**The data**
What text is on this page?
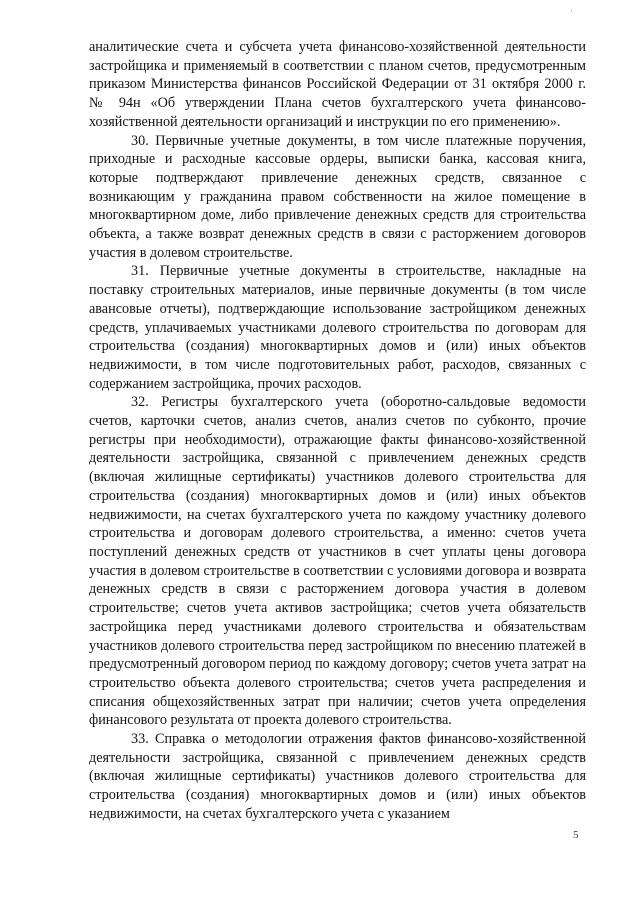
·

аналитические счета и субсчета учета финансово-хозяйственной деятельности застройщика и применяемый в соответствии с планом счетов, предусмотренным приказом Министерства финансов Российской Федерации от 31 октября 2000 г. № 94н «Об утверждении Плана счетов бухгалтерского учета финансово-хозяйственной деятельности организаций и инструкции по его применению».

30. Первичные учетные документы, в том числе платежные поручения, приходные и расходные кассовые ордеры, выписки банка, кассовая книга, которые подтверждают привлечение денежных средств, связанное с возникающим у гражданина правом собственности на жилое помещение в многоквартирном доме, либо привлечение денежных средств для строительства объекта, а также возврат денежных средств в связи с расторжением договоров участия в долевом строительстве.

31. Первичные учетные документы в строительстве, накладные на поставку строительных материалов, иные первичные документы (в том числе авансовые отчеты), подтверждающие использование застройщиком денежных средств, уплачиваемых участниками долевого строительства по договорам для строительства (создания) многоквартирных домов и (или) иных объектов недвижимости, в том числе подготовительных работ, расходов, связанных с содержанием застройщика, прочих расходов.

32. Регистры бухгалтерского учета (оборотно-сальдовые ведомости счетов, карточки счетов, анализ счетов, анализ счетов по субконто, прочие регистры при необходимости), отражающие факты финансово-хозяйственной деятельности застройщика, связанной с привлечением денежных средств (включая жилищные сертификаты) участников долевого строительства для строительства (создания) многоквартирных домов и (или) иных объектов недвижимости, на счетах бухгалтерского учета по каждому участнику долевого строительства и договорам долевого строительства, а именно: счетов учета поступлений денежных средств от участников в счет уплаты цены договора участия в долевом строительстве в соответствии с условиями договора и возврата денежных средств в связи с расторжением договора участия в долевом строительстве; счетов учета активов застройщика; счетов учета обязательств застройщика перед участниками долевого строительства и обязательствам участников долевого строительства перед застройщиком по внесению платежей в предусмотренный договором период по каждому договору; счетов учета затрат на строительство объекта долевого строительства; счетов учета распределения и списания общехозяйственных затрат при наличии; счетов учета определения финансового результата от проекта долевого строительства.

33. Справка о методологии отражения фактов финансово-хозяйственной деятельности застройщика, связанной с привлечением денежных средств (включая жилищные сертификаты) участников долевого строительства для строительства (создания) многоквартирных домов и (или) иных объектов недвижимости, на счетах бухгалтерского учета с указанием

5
==
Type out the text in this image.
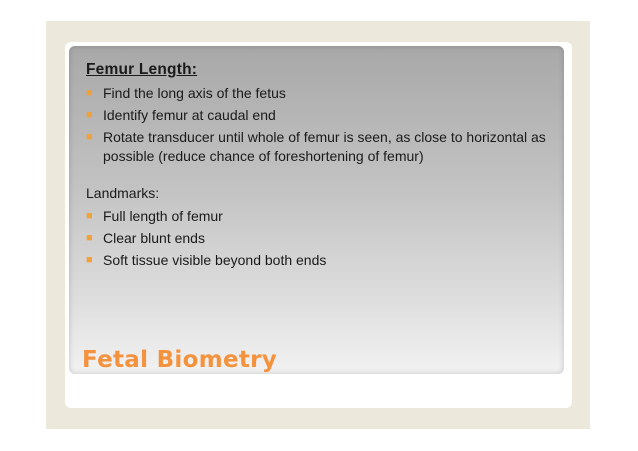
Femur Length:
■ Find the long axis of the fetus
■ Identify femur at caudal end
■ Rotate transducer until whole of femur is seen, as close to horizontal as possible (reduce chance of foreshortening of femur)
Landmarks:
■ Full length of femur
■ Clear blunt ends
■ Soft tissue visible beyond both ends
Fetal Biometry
--
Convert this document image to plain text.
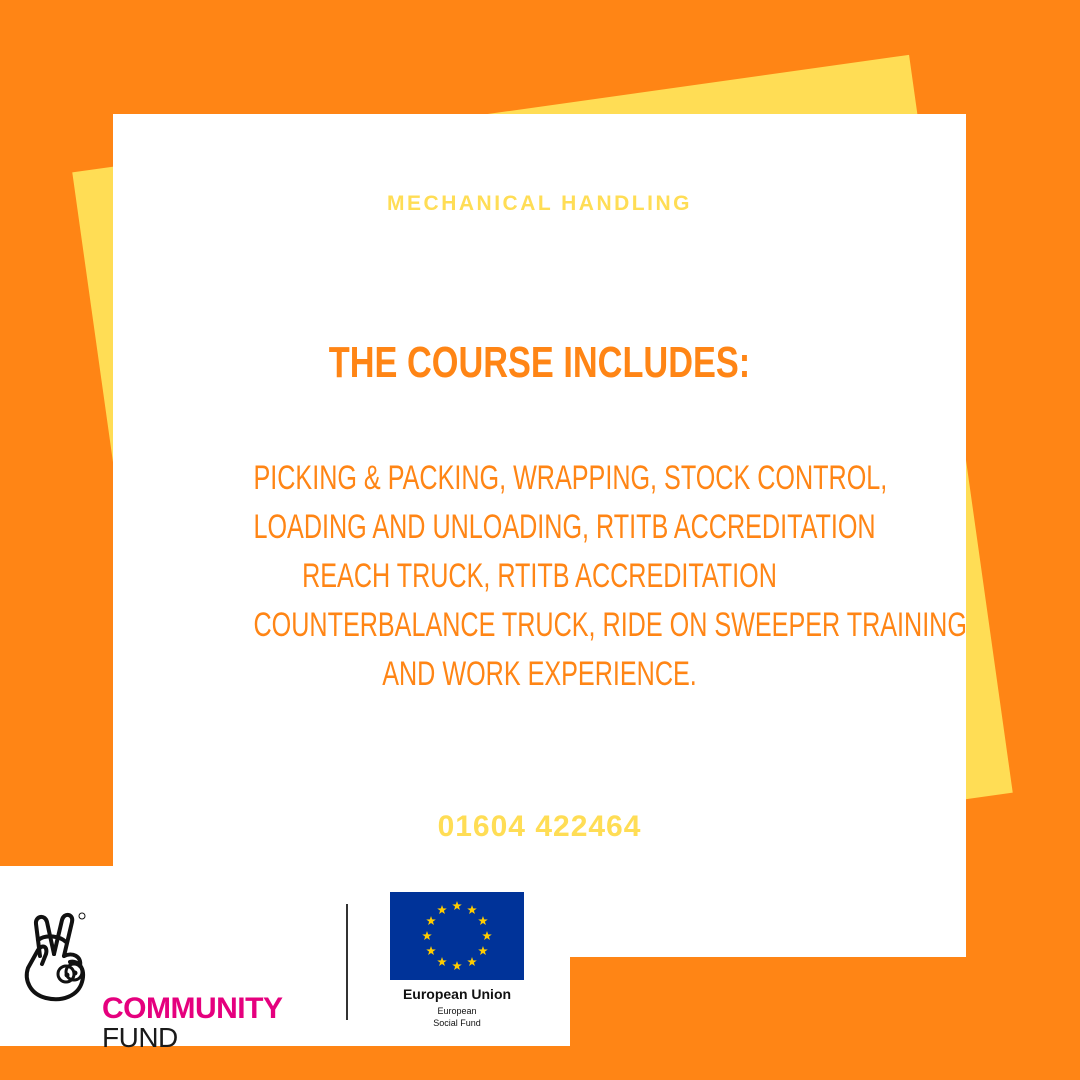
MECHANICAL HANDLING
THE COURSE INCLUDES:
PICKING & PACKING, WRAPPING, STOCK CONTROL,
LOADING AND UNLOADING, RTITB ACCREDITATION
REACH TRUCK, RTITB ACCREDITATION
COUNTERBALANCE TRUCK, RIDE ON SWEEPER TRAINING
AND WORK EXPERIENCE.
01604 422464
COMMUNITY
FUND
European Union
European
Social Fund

**What the task requires**
Copy, from the material above, each line in which the string "image" occurs.

**Answer to this task**
Type out the text in this image.
Convert this document image to plain text.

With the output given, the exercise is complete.